▶ [Instructions to follow] Reproduce every record below exactly as written, leaving out any pictures.

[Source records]

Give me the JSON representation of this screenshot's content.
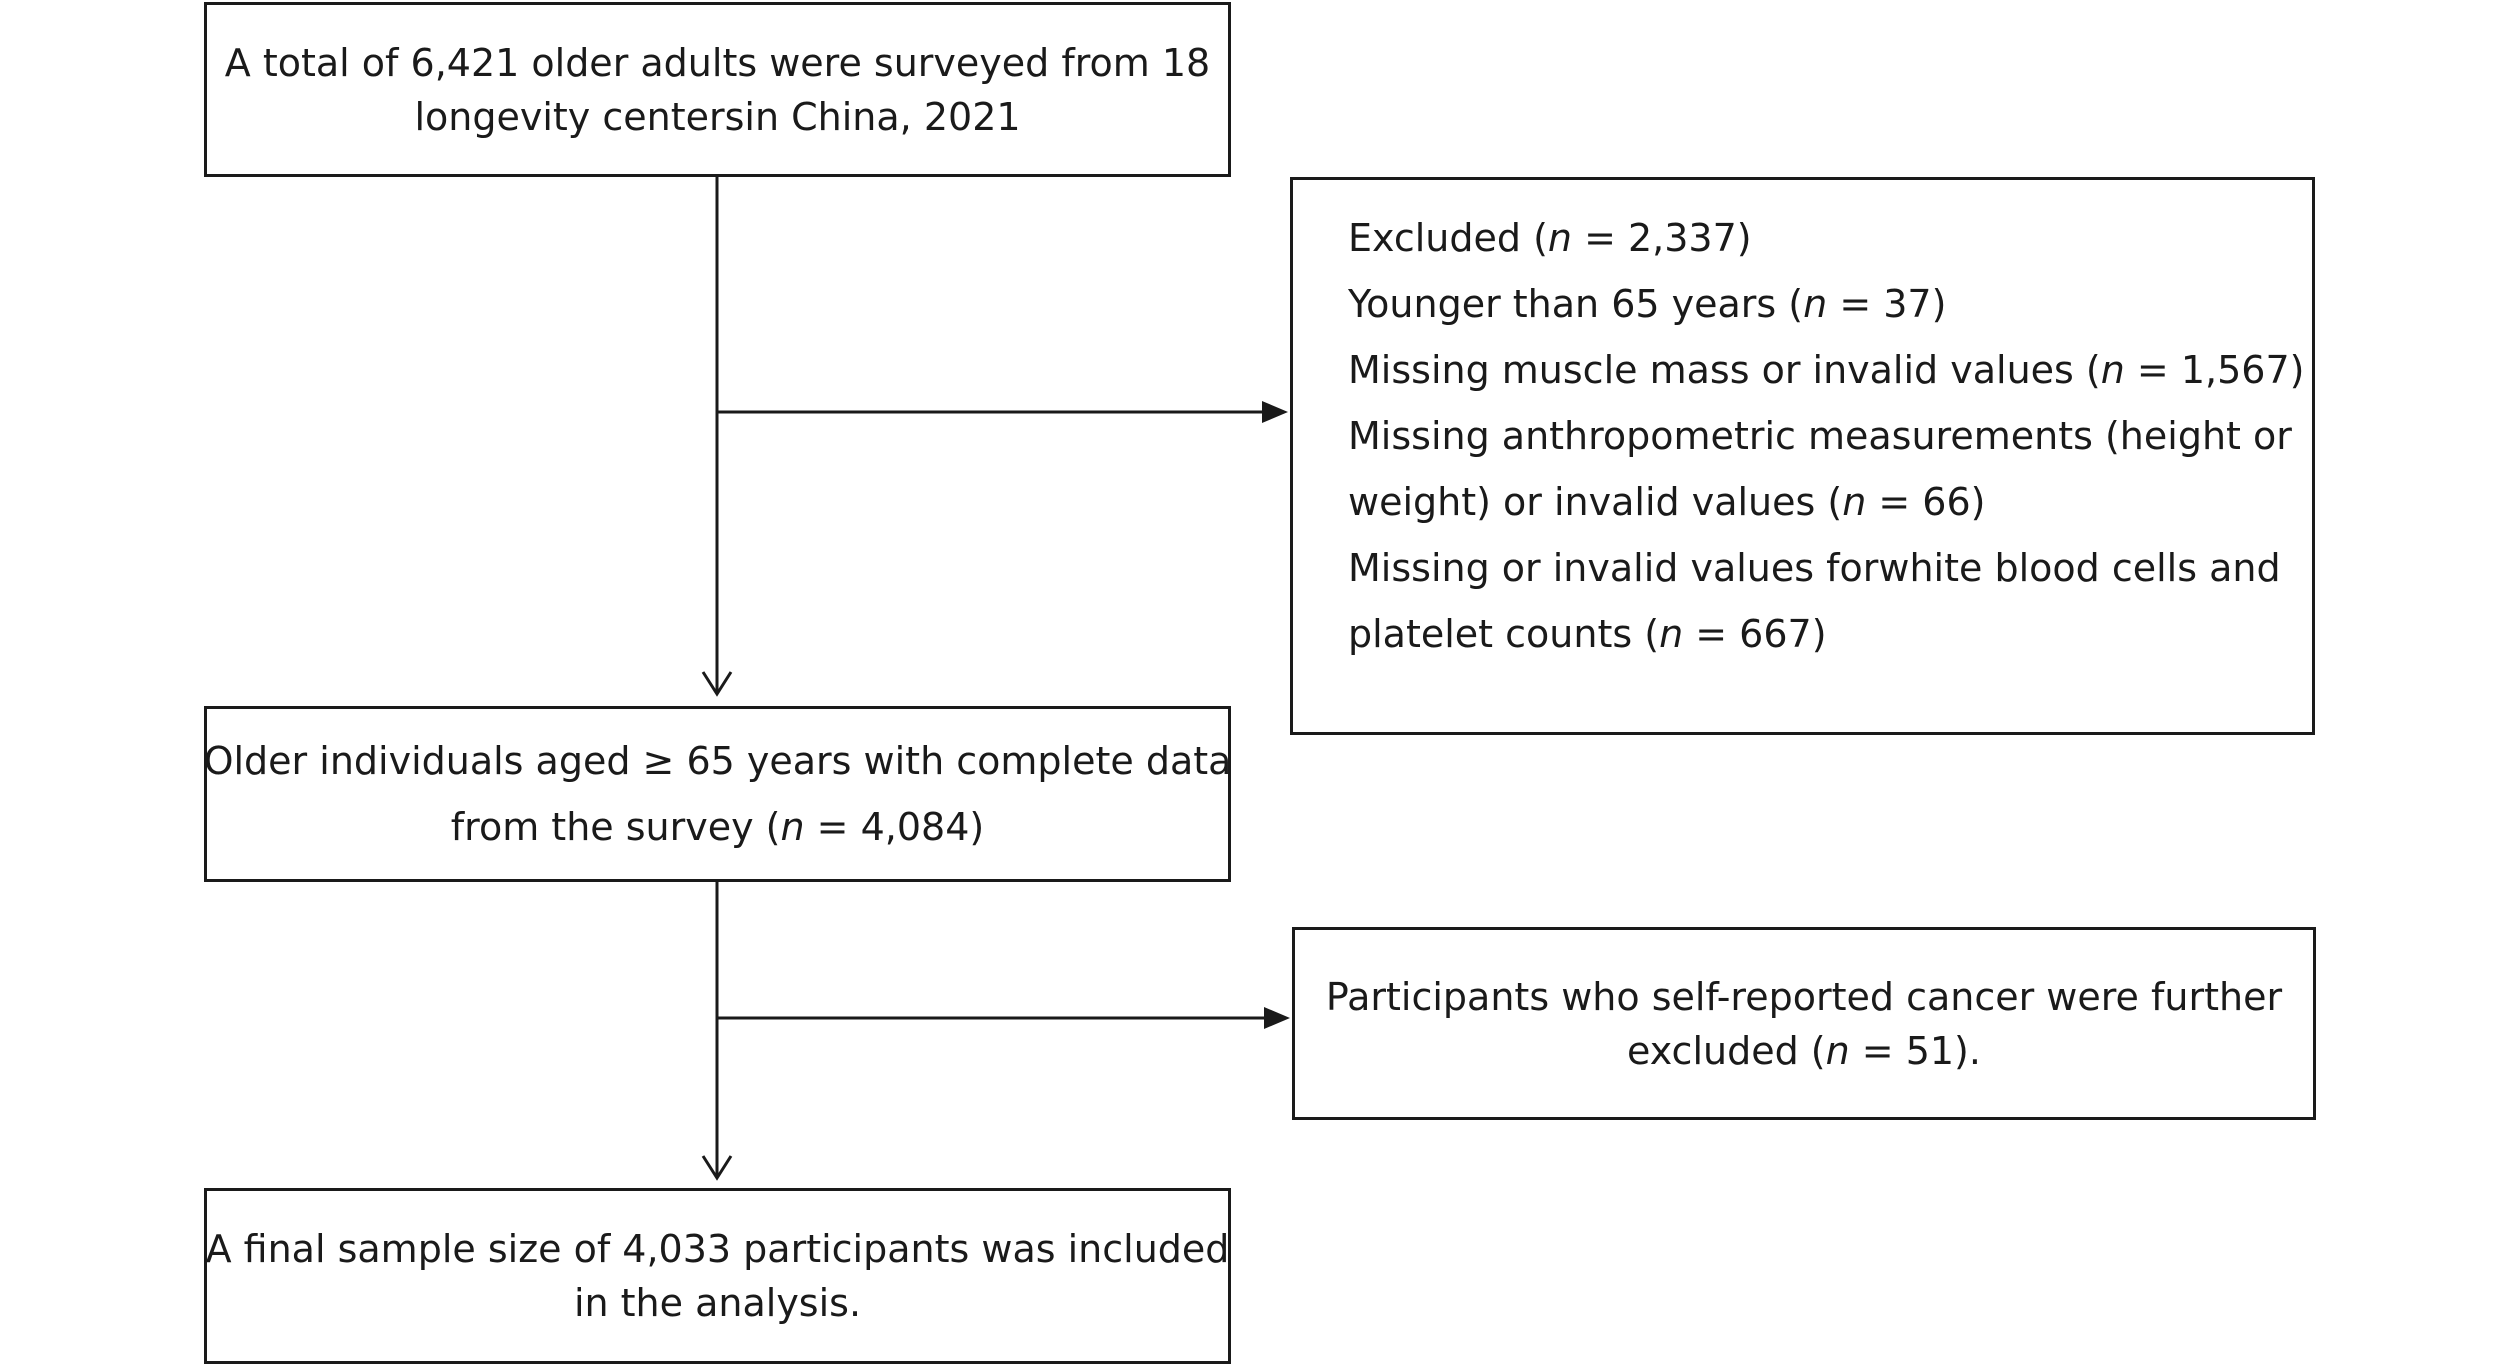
{
  "boxes": {
    "surveyed": {
      "lines": [
        "A total of 6,421 older adults were surveyed from 18",
        "longevity centersin China, 2021"
      ]
    },
    "excluded": {
      "lines": [
        {
          "pre": "Excluded (",
          "n": "n",
          "post": " = 2,337)"
        },
        {
          "pre": "Younger than 65 years (",
          "n": "n",
          "post": " = 37)"
        },
        {
          "pre": "Missing muscle mass or invalid values (",
          "n": "n",
          "post": " = 1,567)"
        },
        {
          "pre": "Missing anthropometric measurements (height or",
          "n": "",
          "post": ""
        },
        {
          "pre": "weight) or invalid values (",
          "n": "n",
          "post": " = 66)"
        },
        {
          "pre": "Missing or invalid values forwhite blood cells and",
          "n": "",
          "post": ""
        },
        {
          "pre": "platelet counts (",
          "n": "n",
          "post": " = 667)"
        }
      ]
    },
    "complete": {
      "line1": "Older individuals aged ≥ 65 years with complete data",
      "line2_pre": "from the survey (",
      "line2_n": "n",
      "line2_post": " = 4,084)"
    },
    "cancer": {
      "line1": "Participants who self-reported cancer were further",
      "line2_pre": "excluded (",
      "line2_n": "n",
      "line2_post": " = 51)."
    },
    "final": {
      "lines": [
        "A final sample size of 4,033 participants was included",
        "in the analysis."
      ]
    }
  }
}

▶ [Reply]
Give me the JSON representation of this screenshot's content.
{
  "boxes": {
    "surveyed": {
      "lines": [
        "A total of 6,421 older adults were surveyed from 18",
        "longevity centersin China, 2021"
      ]
    },
    "excluded": {
      "lines": [
        {
          "pre": "Excluded (",
          "n": "n",
          "post": " = 2,337)"
        },
        {
          "pre": "Younger than 65 years (",
          "n": "n",
          "post": " = 37)"
        },
        {
          "pre": "Missing muscle mass or invalid values (",
          "n": "n",
          "post": " = 1,567)"
        },
        {
          "pre": "Missing anthropometric measurements (height or",
          "n": "",
          "post": ""
        },
        {
          "pre": "weight) or invalid values (",
          "n": "n",
          "post": " = 66)"
        },
        {
          "pre": "Missing or invalid values forwhite blood cells and",
          "n": "",
          "post": ""
        },
        {
          "pre": "platelet counts (",
          "n": "n",
          "post": " = 667)"
        }
      ]
    },
    "complete": {
      "line1": "Older individuals aged ≥ 65 years with complete data",
      "line2_pre": "from the survey (",
      "line2_n": "n",
      "line2_post": " = 4,084)"
    },
    "cancer": {
      "line1": "Participants who self-reported cancer were further",
      "line2_pre": "excluded (",
      "line2_n": "n",
      "line2_post": " = 51)."
    },
    "final": {
      "lines": [
        "A final sample size of 4,033 participants was included",
        "in the analysis."
      ]
    }
  }
}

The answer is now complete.